>> start

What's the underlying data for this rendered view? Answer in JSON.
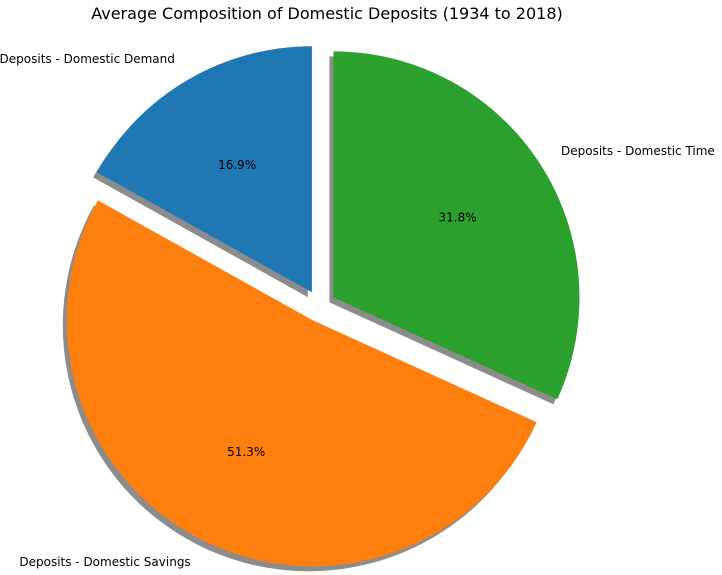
{
  "chart_data": {
    "type": "pie",
    "title": "Average Composition of Domestic Deposits (1934 to 2018)",
    "shadow": true,
    "start_angle_deg": 90,
    "exploded": true,
    "slices": [
      {
        "label": "Deposits - Domestic Demand",
        "value": 16.9,
        "pct_label": "16.9%",
        "color": "#1f77b4"
      },
      {
        "label": "Deposits - Domestic Savings",
        "value": 51.3,
        "pct_label": "51.3%",
        "color": "#ff7f0e"
      },
      {
        "label": "Deposits - Domestic Time",
        "value": 31.8,
        "pct_label": "31.8%",
        "color": "#2ca02c"
      }
    ]
  }
}
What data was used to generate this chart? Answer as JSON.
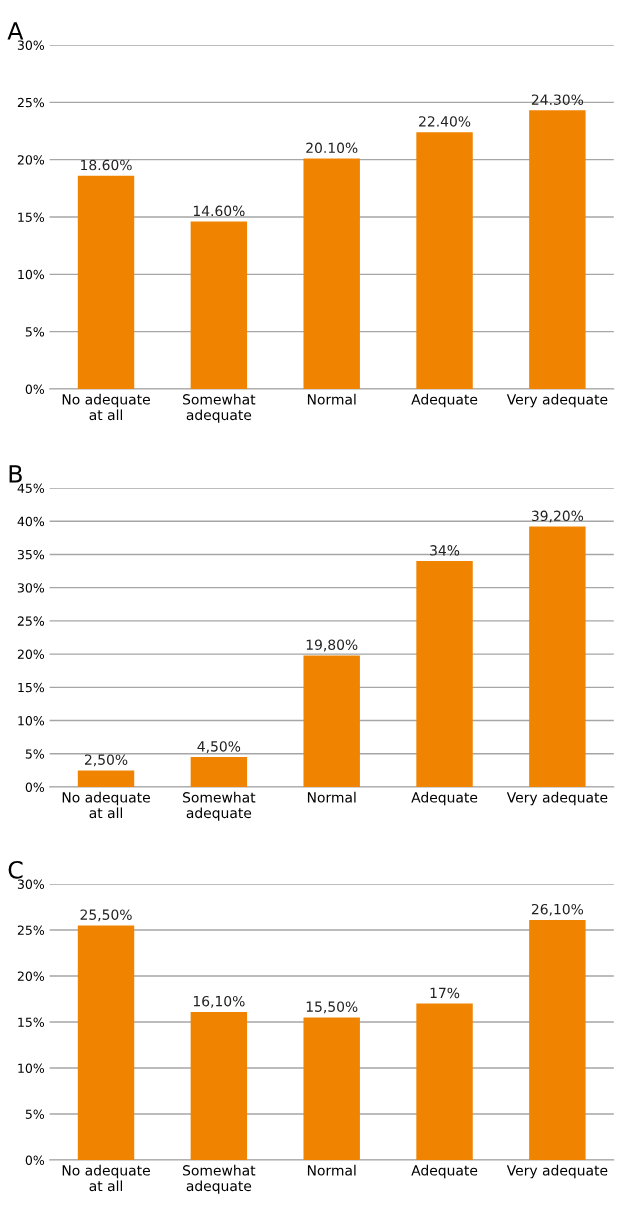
{
  "chart_data": [
    {
      "type": "bar",
      "title": "A",
      "categories": [
        "No adequate\nat all",
        "Somewhat\nadequate",
        "Normal",
        "Adequate",
        "Very adequate"
      ],
      "values": [
        18.6,
        14.6,
        20.1,
        22.4,
        24.3
      ],
      "value_labels": [
        "18.60%",
        "14.60%",
        "20.10%",
        "22.40%",
        "24.30%"
      ],
      "color": "#f08300",
      "ylim": [
        0,
        30
      ],
      "yticks": [
        {
          "value": 0,
          "label": "0%"
        },
        {
          "value": 5,
          "label": "5%"
        },
        {
          "value": 10,
          "label": "10%"
        },
        {
          "value": 15,
          "label": "15%"
        },
        {
          "value": 20,
          "label": "20%"
        },
        {
          "value": 25,
          "label": "25%"
        },
        {
          "value": 30,
          "label": "30%"
        }
      ],
      "grid": "y",
      "legend": false
    },
    {
      "type": "bar",
      "title": "B",
      "categories": [
        "No adequate\nat all",
        "Somewhat\nadequate",
        "Normal",
        "Adequate",
        "Very adequate"
      ],
      "values": [
        2.5,
        4.5,
        19.8,
        34,
        39.2
      ],
      "value_labels": [
        "2,50%",
        "4,50%",
        "19,80%",
        "34%",
        "39,20%"
      ],
      "color": "#f08300",
      "ylim": [
        0,
        45
      ],
      "yticks": [
        {
          "value": 0,
          "label": "0%"
        },
        {
          "value": 5,
          "label": "5%"
        },
        {
          "value": 10,
          "label": "10%"
        },
        {
          "value": 15,
          "label": "15%"
        },
        {
          "value": 20,
          "label": "20%"
        },
        {
          "value": 25,
          "label": "25%"
        },
        {
          "value": 30,
          "label": "30%"
        },
        {
          "value": 35,
          "label": "35%"
        },
        {
          "value": 40,
          "label": "40%"
        },
        {
          "value": 45,
          "label": "45%"
        }
      ],
      "grid": "y",
      "legend": false
    },
    {
      "type": "bar",
      "title": "C",
      "categories": [
        "No adequate\nat all",
        "Somewhat\nadequate",
        "Normal",
        "Adequate",
        "Very adequate"
      ],
      "values": [
        25.5,
        16.1,
        15.5,
        17,
        26.1
      ],
      "value_labels": [
        "25,50%",
        "16,10%",
        "15,50%",
        "17%",
        "26,10%"
      ],
      "color": "#f08300",
      "ylim": [
        0,
        30
      ],
      "yticks": [
        {
          "value": 0,
          "label": "0%"
        },
        {
          "value": 5,
          "label": "5%"
        },
        {
          "value": 10,
          "label": "10%"
        },
        {
          "value": 15,
          "label": "15%"
        },
        {
          "value": 20,
          "label": "20%"
        },
        {
          "value": 25,
          "label": "25%"
        },
        {
          "value": 30,
          "label": "30%"
        }
      ],
      "grid": "y",
      "legend": false
    }
  ]
}
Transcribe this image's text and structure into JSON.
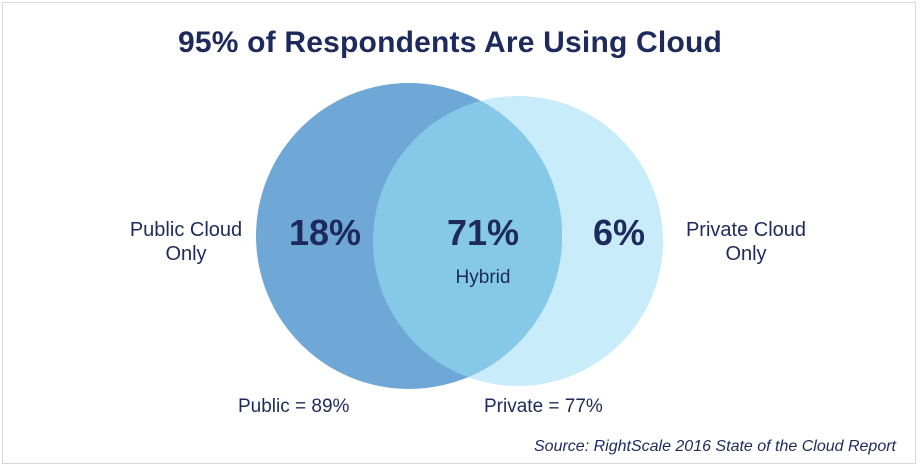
{
  "chart_data": {
    "type": "venn",
    "title": "95% of Respondents Are Using Cloud",
    "sets": [
      {
        "name": "Public",
        "total_label": "Public = 89%",
        "total_value": 89,
        "color": "#6fa8d6"
      },
      {
        "name": "Private",
        "total_label": "Private = 77%",
        "total_value": 77,
        "color": "#c9ecfb"
      }
    ],
    "regions": [
      {
        "name": "Public Cloud Only",
        "label_line1": "Public Cloud",
        "label_line2": "Only",
        "value": 18,
        "value_label": "18%"
      },
      {
        "name": "Hybrid",
        "label": "Hybrid",
        "value": 71,
        "value_label": "71%"
      },
      {
        "name": "Private Cloud Only",
        "label_line1": "Private Cloud",
        "label_line2": "Only",
        "value": 6,
        "value_label": "6%"
      }
    ],
    "overlap_color": "#85c8e8",
    "source": "Source: RightScale 2016 State of the Cloud Report"
  }
}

>> end

### GOAL
Extract the full listing exactly, with the pictures left out.

### EXERCISE RESULT
What's the underlying data for this rendered view? Answer in JSON.
{
  "chart_data": {
    "type": "pie",
    "title": "Average Composition of Domestic Deposits (1934 to 2018)",
    "shadow": true,
    "start_angle_deg": 90,
    "exploded": true,
    "slices": [
      {
        "label": "Deposits - Domestic Demand",
        "value": 16.9,
        "pct_label": "16.9%",
        "color": "#1f77b4"
      },
      {
        "label": "Deposits - Domestic Savings",
        "value": 51.3,
        "pct_label": "51.3%",
        "color": "#ff7f0e"
      },
      {
        "label": "Deposits - Domestic Time",
        "value": 31.8,
        "pct_label": "31.8%",
        "color": "#2ca02c"
      }
    ]
  }
}
What data was used to generate this chart? Answer as JSON.
{
  "chart_data": [
    {
      "type": "bar",
      "title": "A",
      "categories": [
        "No adequate\nat all",
        "Somewhat\nadequate",
        "Normal",
        "Adequate",
        "Very adequate"
      ],
      "values": [
        18.6,
        14.6,
        20.1,
        22.4,
        24.3
      ],
      "value_labels": [
        "18.60%",
        "14.60%",
        "20.10%",
        "22.40%",
        "24.30%"
      ],
      "color": "#f08300",
      "ylim": [
        0,
        30
      ],
      "yticks": [
        {
          "value": 0,
          "label": "0%"
        },
        {
          "value": 5,
          "label": "5%"
        },
        {
          "value": 10,
          "label": "10%"
        },
        {
          "value": 15,
          "label": "15%"
        },
        {
          "value": 20,
          "label": "20%"
        },
        {
          "value": 25,
          "label": "25%"
        },
        {
          "value": 30,
          "label": "30%"
        }
      ],
      "grid": "y",
      "legend": false
    },
    {
      "type": "bar",
      "title": "B",
      "categories": [
        "No adequate\nat all",
        "Somewhat\nadequate",
        "Normal",
        "Adequate",
        "Very adequate"
      ],
      "values": [
        2.5,
        4.5,
        19.8,
        34,
        39.2
      ],
      "value_labels": [
        "2,50%",
        "4,50%",
        "19,80%",
        "34%",
        "39,20%"
      ],
      "color": "#f08300",
      "ylim": [
        0,
        45
      ],
      "yticks": [
        {
          "value": 0,
          "label": "0%"
        },
        {
          "value": 5,
          "label": "5%"
        },
        {
          "value": 10,
          "label": "10%"
        },
        {
          "value": 15,
          "label": "15%"
        },
        {
          "value": 20,
          "label": "20%"
        },
        {
          "value": 25,
          "label": "25%"
        },
        {
          "value": 30,
          "label": "30%"
        },
        {
          "value": 35,
          "label": "35%"
        },
        {
          "value": 40,
          "label": "40%"
        },
        {
          "value": 45,
          "label": "45%"
        }
      ],
      "grid": "y",
      "legend": false
    },
    {
      "type": "bar",
      "title": "C",
      "categories": [
        "No adequate\nat all",
        "Somewhat\nadequate",
        "Normal",
        "Adequate",
        "Very adequate"
      ],
      "values": [
        25.5,
        16.1,
        15.5,
        17,
        26.1
      ],
      "value_labels": [
        "25,50%",
        "16,10%",
        "15,50%",
        "17%",
        "26,10%"
      ],
      "color": "#f08300",
      "ylim": [
        0,
        30
      ],
      "yticks": [
        {
          "value": 0,
          "label": "0%"
        },
        {
          "value": 5,
          "label": "5%"
        },
        {
          "value": 10,
          "label": "10%"
        },
        {
          "value": 15,
          "label": "15%"
        },
        {
          "value": 20,
          "label": "20%"
        },
        {
          "value": 25,
          "label": "25%"
        },
        {
          "value": 30,
          "label": "30%"
        }
      ],
      "grid": "y",
      "legend": false
    }
  ]
}
Transcribe this image's text and structure into JSON.
{
  "chart_data": {
    "type": "venn",
    "title": "95% of Respondents Are Using Cloud",
    "sets": [
      {
        "name": "Public",
        "total_label": "Public = 89%",
        "total_value": 89,
        "color": "#6fa8d6"
      },
      {
        "name": "Private",
        "total_label": "Private = 77%",
        "total_value": 77,
        "color": "#c9ecfb"
      }
    ],
    "regions": [
      {
        "name": "Public Cloud Only",
        "label_line1": "Public Cloud",
        "label_line2": "Only",
        "value": 18,
        "value_label": "18%"
      },
      {
        "name": "Hybrid",
        "label": "Hybrid",
        "value": 71,
        "value_label": "71%"
      },
      {
        "name": "Private Cloud Only",
        "label_line1": "Private Cloud",
        "label_line2": "Only",
        "value": 6,
        "value_label": "6%"
      }
    ],
    "overlap_color": "#85c8e8",
    "source": "Source: RightScale 2016 State of the Cloud Report"
  }
}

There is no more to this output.